___ Recorded information
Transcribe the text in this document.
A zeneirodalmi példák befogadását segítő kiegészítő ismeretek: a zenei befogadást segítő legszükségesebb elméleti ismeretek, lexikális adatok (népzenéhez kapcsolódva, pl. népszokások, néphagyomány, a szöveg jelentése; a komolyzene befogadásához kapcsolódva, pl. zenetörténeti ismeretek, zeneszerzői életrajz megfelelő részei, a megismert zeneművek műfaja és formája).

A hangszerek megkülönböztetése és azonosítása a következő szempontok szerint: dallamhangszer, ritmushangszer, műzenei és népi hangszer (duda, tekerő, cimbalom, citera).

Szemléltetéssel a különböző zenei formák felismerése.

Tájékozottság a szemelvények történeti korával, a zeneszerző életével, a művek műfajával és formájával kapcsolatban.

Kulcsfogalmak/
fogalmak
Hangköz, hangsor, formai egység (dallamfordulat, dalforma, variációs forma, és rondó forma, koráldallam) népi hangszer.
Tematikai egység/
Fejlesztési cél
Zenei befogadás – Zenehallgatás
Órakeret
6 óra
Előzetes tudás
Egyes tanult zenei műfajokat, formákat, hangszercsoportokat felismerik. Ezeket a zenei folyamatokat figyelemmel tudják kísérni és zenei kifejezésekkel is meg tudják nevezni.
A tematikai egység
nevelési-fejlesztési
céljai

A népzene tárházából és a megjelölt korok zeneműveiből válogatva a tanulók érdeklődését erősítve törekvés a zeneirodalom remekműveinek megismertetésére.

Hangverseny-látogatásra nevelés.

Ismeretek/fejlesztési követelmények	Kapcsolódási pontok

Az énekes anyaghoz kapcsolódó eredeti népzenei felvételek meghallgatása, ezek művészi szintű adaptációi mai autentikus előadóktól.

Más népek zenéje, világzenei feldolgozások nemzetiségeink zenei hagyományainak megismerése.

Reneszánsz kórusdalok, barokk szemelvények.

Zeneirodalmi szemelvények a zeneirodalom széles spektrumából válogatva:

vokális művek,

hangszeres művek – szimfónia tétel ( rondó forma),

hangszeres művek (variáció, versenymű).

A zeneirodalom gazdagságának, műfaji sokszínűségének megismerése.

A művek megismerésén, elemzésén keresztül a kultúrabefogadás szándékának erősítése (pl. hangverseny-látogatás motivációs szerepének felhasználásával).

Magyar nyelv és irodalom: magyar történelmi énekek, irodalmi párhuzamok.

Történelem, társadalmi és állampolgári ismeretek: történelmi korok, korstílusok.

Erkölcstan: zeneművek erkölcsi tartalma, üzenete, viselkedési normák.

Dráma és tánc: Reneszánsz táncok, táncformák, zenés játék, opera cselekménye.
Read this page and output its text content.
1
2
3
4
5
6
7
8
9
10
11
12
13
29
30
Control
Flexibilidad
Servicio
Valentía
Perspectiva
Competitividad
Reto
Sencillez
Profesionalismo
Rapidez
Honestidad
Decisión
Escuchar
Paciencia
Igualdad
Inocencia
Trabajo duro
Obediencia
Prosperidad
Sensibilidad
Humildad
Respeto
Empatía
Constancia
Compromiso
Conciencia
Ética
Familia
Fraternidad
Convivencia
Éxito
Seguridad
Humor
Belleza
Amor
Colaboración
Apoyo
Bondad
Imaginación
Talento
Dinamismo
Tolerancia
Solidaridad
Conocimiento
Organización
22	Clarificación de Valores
______
• Job:
Go over the data above and copy every line that has the word "szemelvények" in it.

• Result below:
Tájékozottság a szemelvények történeti korával, a zeneszerző életével, a művek műfajával és formájával kapcsolatban.
Reneszánsz kórusdalok, barokk szemelvények.
Zeneirodalmi szemelvények a zeneirodalom széles spektrumából válogatva:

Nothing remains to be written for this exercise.